▸ **What you should do**
Only the lines from the one containing "Type out the text in this image." to the end of the material are to be copied, exactly and in full; images stay out.

------------------------------------------------------------

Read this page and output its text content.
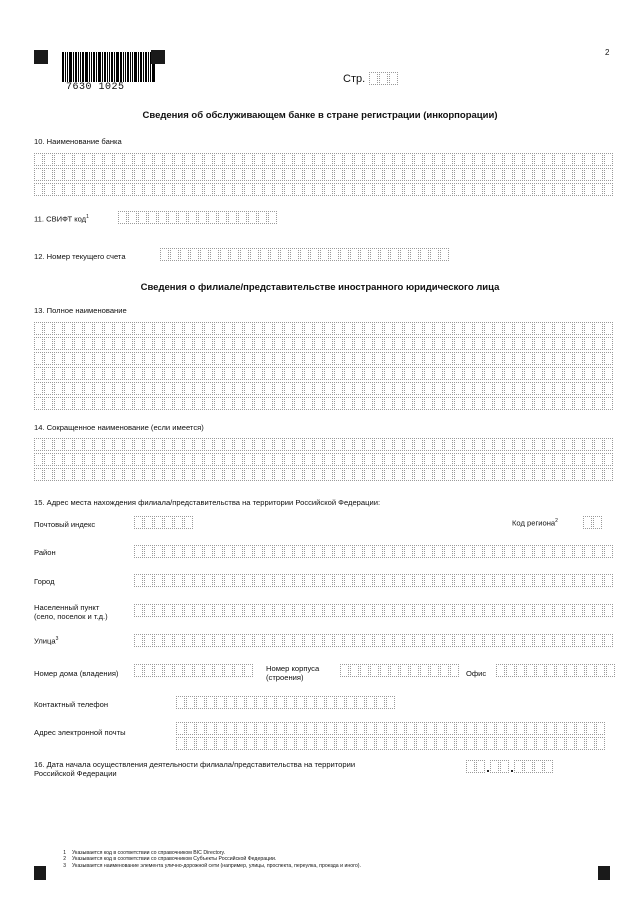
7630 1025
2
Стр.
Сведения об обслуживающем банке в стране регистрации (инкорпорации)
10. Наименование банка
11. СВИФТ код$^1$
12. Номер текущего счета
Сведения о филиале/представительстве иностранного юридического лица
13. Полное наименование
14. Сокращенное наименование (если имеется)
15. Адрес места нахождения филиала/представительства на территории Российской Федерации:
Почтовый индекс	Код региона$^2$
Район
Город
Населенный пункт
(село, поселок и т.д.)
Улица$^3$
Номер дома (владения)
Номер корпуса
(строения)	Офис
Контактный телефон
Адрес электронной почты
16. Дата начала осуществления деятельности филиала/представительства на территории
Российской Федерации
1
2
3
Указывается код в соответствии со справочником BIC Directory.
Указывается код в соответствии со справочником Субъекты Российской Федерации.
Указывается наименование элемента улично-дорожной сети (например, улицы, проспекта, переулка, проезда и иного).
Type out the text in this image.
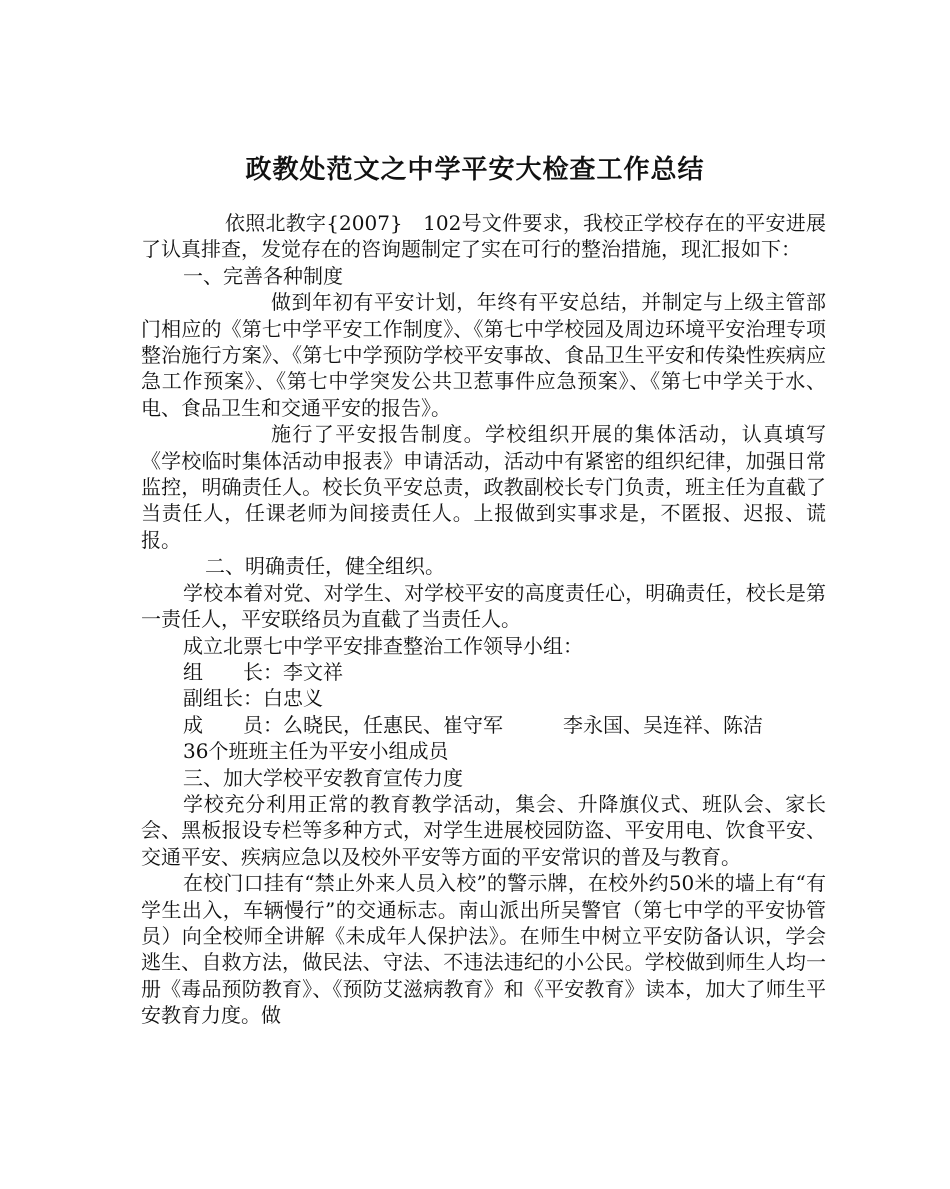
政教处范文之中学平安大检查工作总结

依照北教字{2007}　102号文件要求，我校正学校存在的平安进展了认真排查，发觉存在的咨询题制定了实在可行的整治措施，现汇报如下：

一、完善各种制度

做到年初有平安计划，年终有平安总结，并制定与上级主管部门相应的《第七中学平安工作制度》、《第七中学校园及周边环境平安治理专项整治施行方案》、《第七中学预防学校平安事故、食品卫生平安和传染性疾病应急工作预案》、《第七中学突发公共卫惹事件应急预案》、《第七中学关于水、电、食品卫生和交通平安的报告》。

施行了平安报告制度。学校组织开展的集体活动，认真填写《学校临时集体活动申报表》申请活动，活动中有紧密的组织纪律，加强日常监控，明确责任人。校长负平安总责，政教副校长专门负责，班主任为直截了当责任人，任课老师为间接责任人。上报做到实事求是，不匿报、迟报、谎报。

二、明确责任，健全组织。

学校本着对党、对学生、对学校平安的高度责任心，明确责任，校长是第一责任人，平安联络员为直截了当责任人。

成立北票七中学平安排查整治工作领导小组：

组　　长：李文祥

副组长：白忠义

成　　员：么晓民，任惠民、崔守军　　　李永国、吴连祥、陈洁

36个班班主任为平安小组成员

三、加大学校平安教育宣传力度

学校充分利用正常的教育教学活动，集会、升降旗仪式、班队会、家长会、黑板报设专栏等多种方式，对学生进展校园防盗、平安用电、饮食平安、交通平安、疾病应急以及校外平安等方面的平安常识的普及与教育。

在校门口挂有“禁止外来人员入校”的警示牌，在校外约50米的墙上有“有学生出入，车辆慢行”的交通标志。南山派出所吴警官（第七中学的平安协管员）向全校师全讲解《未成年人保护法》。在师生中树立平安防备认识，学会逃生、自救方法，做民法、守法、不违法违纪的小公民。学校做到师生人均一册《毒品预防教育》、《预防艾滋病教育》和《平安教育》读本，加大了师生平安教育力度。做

------------------------------------------------------------

▸ **Response to this exercise**
Type out the text in this image.
政教处范文之中学平安大检查工作总结

依照北教字{2007}　102号文件要求，我校正学校存在的平安进展了认真排查，发觉存在的咨询题制定了实在可行的整治措施，现汇报如下：

一、完善各种制度

做到年初有平安计划，年终有平安总结，并制定与上级主管部门相应的《第七中学平安工作制度》、《第七中学校园及周边环境平安治理专项整治施行方案》、《第七中学预防学校平安事故、食品卫生平安和传染性疾病应急工作预案》、《第七中学突发公共卫惹事件应急预案》、《第七中学关于水、电、食品卫生和交通平安的报告》。

施行了平安报告制度。学校组织开展的集体活动，认真填写《学校临时集体活动申报表》申请活动，活动中有紧密的组织纪律，加强日常监控，明确责任人。校长负平安总责，政教副校长专门负责，班主任为直截了当责任人，任课老师为间接责任人。上报做到实事求是，不匿报、迟报、谎报。

二、明确责任，健全组织。

学校本着对党、对学生、对学校平安的高度责任心，明确责任，校长是第一责任人，平安联络员为直截了当责任人。

成立北票七中学平安排查整治工作领导小组：

组　　长：李文祥

副组长：白忠义

成　　员：么晓民，任惠民、崔守军　　　李永国、吴连祥、陈洁

36个班班主任为平安小组成员

三、加大学校平安教育宣传力度

学校充分利用正常的教育教学活动，集会、升降旗仪式、班队会、家长会、黑板报设专栏等多种方式，对学生进展校园防盗、平安用电、饮食平安、交通平安、疾病应急以及校外平安等方面的平安常识的普及与教育。

在校门口挂有“禁止外来人员入校”的警示牌，在校外约50米的墙上有“有学生出入，车辆慢行”的交通标志。南山派出所吴警官（第七中学的平安协管员）向全校师全讲解《未成年人保护法》。在师生中树立平安防备认识，学会逃生、自救方法，做民法、守法、不违法违纪的小公民。学校做到师生人均一册《毒品预防教育》、《预防艾滋病教育》和《平安教育》读本，加大了师生平安教育力度。做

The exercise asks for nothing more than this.